** START OF Data listing **

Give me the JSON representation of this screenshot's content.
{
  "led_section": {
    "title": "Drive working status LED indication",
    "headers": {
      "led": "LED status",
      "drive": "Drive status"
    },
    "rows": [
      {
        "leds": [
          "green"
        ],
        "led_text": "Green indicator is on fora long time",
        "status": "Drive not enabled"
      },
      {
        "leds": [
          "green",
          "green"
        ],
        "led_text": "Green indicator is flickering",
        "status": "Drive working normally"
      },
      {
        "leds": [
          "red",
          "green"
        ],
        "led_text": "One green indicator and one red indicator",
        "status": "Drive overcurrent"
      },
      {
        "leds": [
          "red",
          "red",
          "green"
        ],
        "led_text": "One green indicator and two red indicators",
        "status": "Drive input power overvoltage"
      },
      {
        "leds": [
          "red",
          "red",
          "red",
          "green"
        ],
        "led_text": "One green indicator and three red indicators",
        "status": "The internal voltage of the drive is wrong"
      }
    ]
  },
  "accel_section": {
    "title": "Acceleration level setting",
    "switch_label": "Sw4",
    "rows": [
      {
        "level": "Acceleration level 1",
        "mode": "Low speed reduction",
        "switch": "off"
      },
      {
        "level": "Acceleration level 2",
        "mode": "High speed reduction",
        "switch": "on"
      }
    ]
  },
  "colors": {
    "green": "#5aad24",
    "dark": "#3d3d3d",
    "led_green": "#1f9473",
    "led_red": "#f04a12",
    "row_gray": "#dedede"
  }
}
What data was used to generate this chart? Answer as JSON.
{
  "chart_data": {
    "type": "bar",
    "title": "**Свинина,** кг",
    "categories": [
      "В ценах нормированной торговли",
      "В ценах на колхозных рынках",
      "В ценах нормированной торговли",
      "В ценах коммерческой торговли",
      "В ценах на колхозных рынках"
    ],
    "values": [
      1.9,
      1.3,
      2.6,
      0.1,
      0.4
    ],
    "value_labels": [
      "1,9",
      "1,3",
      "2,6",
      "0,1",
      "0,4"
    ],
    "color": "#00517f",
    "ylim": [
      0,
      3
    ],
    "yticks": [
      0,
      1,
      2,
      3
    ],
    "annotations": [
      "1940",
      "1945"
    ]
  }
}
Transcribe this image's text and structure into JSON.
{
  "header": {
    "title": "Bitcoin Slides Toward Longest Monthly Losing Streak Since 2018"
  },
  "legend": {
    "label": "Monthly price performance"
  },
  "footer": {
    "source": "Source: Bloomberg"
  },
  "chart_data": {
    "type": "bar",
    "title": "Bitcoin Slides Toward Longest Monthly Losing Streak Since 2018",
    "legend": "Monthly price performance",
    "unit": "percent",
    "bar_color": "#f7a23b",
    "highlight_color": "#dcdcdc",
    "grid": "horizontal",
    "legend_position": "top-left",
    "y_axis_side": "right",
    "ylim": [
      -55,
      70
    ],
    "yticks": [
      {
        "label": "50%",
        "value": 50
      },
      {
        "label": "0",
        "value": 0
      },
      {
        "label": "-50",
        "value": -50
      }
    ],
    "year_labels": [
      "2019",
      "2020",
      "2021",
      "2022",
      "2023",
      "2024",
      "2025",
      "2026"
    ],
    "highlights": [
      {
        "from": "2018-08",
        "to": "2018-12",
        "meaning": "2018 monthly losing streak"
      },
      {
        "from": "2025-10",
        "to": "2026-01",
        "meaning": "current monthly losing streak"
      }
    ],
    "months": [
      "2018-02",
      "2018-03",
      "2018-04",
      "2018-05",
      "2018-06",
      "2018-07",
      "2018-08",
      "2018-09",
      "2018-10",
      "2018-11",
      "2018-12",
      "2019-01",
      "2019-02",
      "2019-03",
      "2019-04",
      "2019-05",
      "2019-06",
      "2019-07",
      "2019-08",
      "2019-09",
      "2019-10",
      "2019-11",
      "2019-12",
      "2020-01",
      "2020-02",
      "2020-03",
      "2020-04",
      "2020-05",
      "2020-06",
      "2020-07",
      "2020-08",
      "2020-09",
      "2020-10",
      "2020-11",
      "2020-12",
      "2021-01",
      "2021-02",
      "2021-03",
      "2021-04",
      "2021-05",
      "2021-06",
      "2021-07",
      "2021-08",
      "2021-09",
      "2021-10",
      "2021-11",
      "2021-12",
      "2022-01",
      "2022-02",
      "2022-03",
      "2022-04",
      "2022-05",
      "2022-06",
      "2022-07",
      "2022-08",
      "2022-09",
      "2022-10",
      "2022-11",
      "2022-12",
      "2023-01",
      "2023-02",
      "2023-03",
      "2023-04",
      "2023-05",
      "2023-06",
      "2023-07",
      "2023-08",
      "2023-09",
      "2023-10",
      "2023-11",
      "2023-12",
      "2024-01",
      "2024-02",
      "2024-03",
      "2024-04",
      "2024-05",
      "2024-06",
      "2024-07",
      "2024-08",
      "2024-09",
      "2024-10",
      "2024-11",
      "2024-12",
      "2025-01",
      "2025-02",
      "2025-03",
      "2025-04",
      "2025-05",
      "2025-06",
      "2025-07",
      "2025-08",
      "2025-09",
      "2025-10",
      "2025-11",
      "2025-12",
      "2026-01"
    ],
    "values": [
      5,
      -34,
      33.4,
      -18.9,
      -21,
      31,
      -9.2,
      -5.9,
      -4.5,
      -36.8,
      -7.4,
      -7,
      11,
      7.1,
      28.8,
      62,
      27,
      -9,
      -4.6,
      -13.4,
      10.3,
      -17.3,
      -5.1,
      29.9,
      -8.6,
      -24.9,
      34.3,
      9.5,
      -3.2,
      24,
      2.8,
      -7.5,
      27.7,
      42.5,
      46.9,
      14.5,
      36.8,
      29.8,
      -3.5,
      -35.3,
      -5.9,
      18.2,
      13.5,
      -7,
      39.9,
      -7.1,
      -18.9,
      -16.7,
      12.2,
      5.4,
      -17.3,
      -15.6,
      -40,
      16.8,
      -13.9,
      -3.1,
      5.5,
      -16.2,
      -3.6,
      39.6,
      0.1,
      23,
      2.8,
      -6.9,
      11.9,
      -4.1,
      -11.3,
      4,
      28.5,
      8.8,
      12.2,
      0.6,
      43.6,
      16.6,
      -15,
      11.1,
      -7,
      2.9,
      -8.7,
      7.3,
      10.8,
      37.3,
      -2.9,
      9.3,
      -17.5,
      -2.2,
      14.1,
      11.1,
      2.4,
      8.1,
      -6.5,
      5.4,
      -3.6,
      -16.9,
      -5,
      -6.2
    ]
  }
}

** END OF Data listing **

» Task description: Read through the entries and copy each line in which "Since" appears.

» Answer to this task:
    "title": "Bitcoin Slides Toward Longest Monthly Losing Streak Since 2018"
    "title": "Bitcoin Slides Toward Longest Monthly Losing Streak Since 2018",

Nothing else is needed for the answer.